= Problem statement =
Identify all lines of the data containing the string "охлаждающей" and copy them.

"""

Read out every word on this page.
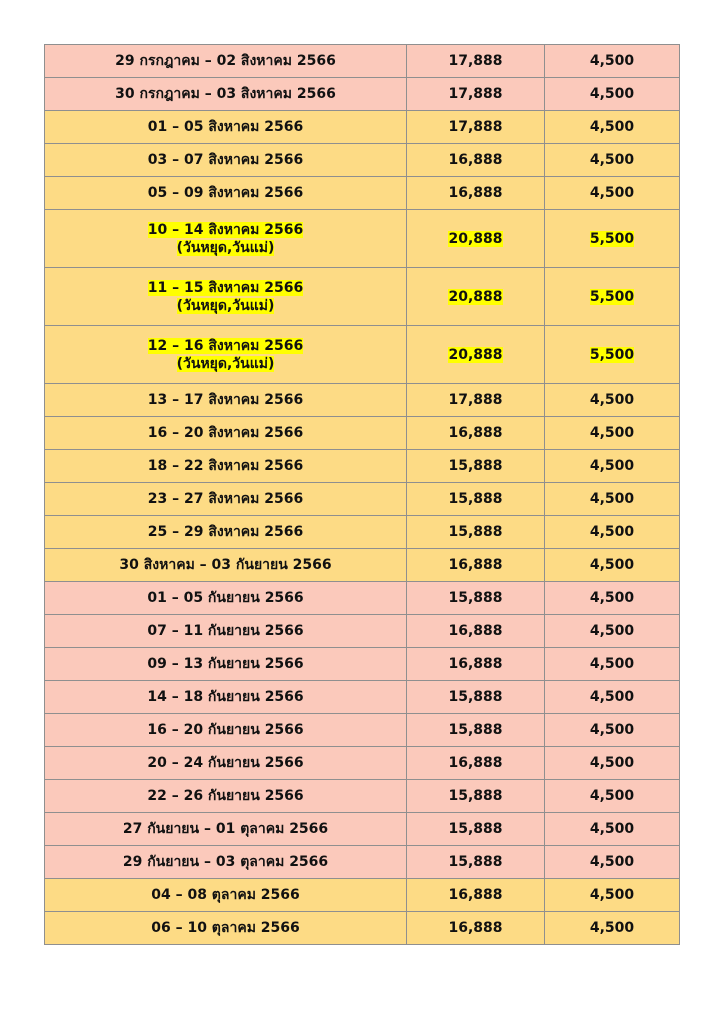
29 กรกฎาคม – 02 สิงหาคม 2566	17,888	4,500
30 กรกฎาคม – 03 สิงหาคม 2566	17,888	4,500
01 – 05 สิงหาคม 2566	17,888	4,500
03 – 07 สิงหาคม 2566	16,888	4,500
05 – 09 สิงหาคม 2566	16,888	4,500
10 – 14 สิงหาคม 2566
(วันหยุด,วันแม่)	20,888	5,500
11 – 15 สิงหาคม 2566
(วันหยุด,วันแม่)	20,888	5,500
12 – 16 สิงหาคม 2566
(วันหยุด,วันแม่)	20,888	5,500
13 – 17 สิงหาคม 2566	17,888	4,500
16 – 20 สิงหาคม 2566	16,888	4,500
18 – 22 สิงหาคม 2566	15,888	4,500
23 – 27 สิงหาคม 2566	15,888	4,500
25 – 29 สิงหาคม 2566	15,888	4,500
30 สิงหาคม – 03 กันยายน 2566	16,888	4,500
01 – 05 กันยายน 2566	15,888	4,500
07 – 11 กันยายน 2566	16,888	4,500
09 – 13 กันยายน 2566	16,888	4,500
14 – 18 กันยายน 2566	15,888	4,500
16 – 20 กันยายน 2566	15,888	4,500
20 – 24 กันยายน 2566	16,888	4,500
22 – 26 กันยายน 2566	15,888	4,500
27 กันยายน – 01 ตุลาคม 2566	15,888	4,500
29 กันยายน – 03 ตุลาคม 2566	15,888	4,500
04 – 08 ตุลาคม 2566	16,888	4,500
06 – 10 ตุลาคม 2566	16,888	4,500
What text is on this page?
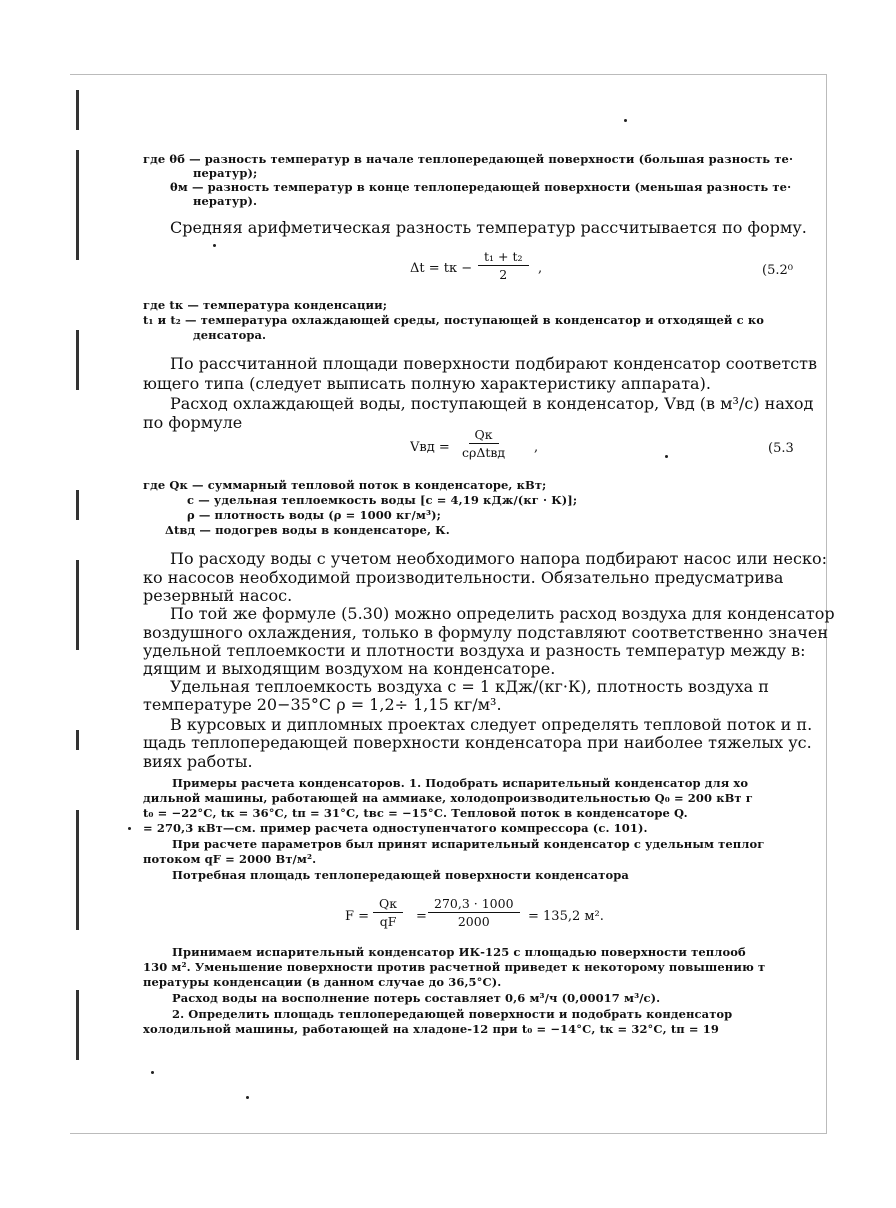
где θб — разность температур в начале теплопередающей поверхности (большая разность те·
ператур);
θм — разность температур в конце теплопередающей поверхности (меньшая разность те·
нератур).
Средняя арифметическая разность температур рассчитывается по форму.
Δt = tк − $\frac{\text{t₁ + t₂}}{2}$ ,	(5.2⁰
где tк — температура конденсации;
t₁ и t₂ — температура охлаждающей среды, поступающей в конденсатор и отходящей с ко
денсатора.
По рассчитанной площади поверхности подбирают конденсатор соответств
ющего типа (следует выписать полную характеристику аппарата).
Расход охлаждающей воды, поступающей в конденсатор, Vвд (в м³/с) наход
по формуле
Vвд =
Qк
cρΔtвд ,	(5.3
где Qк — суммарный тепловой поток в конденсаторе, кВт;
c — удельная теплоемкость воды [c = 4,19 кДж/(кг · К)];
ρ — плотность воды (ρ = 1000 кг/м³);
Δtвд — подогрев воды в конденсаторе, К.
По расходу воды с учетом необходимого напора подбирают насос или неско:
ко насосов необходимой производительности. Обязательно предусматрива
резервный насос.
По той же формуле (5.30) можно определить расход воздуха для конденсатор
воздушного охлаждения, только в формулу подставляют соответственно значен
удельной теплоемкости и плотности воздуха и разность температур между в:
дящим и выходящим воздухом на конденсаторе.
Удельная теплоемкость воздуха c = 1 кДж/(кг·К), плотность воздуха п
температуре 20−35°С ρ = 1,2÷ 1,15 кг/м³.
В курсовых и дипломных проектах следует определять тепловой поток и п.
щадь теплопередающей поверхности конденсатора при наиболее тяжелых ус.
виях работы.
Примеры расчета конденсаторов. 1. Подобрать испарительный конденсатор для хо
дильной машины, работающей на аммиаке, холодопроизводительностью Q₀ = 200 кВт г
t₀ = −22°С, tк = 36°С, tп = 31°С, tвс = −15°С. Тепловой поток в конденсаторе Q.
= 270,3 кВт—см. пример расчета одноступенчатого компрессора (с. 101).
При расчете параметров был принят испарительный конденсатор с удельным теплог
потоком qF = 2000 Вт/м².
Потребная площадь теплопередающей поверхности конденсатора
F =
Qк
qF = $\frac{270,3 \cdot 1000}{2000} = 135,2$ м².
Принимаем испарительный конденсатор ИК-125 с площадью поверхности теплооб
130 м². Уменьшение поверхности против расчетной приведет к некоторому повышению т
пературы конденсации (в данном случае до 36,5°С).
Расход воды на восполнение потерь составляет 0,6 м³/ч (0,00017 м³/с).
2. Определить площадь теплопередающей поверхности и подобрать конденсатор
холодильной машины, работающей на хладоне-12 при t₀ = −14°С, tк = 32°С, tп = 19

"""

= Exercise response =
t₁ и t₂ — температура охлаждающей среды, поступающей в конденсатор и отходящей с ко
Расход охлаждающей воды, поступающей в конденсатор, Vвд (в м³/с) наход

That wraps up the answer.